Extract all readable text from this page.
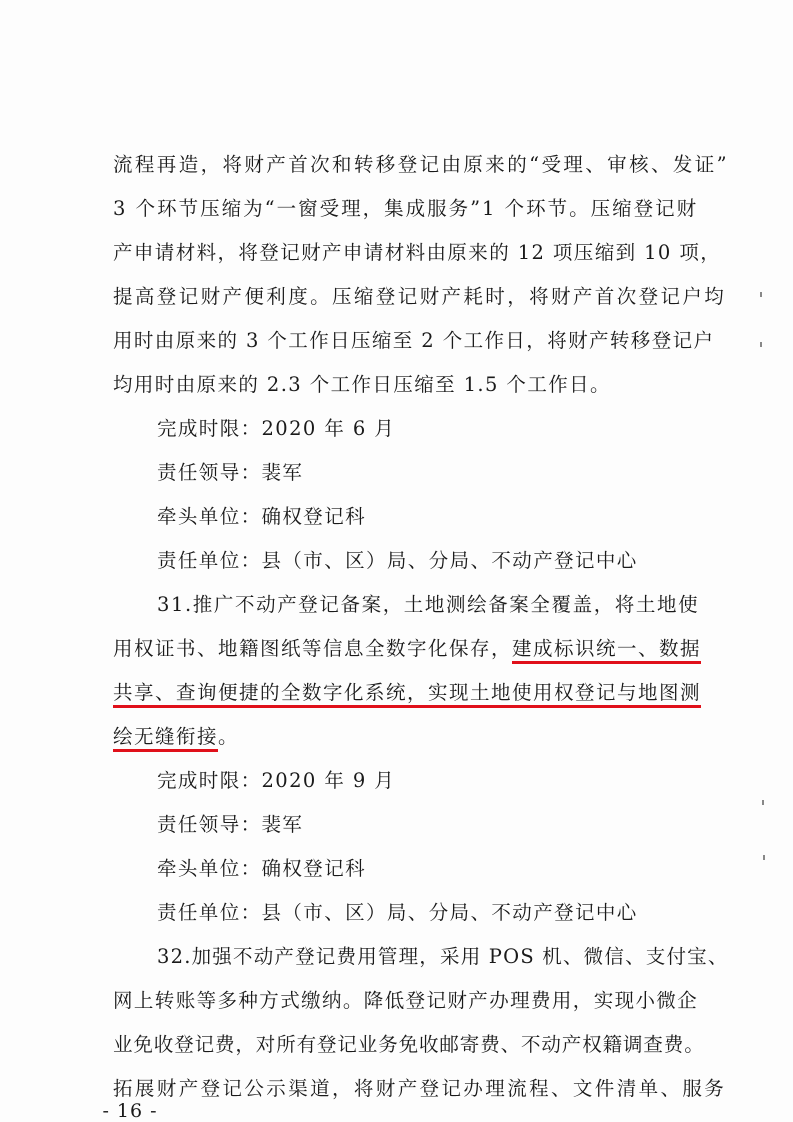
流程再造，将财产首次和转移登记由原来的“受理、审核、发证”
3 个环节压缩为“一窗受理，集成服务”1 个环节。压缩登记财
产申请材料，将登记财产申请材料由原来的 12 项压缩到 10 项，
提高登记财产便利度。压缩登记财产耗时，将财产首次登记户均
用时由原来的 3 个工作日压缩至 2 个工作日，将财产转移登记户
均用时由原来的 2.3 个工作日压缩至 1.5 个工作日。
完成时限：2020 年 6 月
责任领导：裴军
牵头单位：确权登记科
责任单位：县（市、区）局、分局、不动产登记中心
31.推广不动产登记备案，土地测绘备案全覆盖，将土地使
用权证书、地籍图纸等信息全数字化保存，建成标识统一、数据
共享、查询便捷的全数字化系统，实现土地使用权登记与地图测
绘无缝衔接。
完成时限：2020 年 9 月
责任领导：裴军
牵头单位：确权登记科
责任单位：县（市、区）局、分局、不动产登记中心
32.加强不动产登记费用管理，采用 POS 机、微信、支付宝、
网上转账等多种方式缴纳。降低登记财产办理费用，实现小微企
业免收登记费，对所有登记业务免收邮寄费、不动产权籍调查费。
拓展财产登记公示渠道，将财产登记办理流程、文件清单、服务
- 16 -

* DIRECTIVE: Which lines hold the word "个工作日压缩至"? Copy each of them from the records.

* CORRECT RESULT:
用时由原来的 3 个工作日压缩至 2 个工作日，将财产转移登记户
均用时由原来的 2.3 个工作日压缩至 1.5 个工作日。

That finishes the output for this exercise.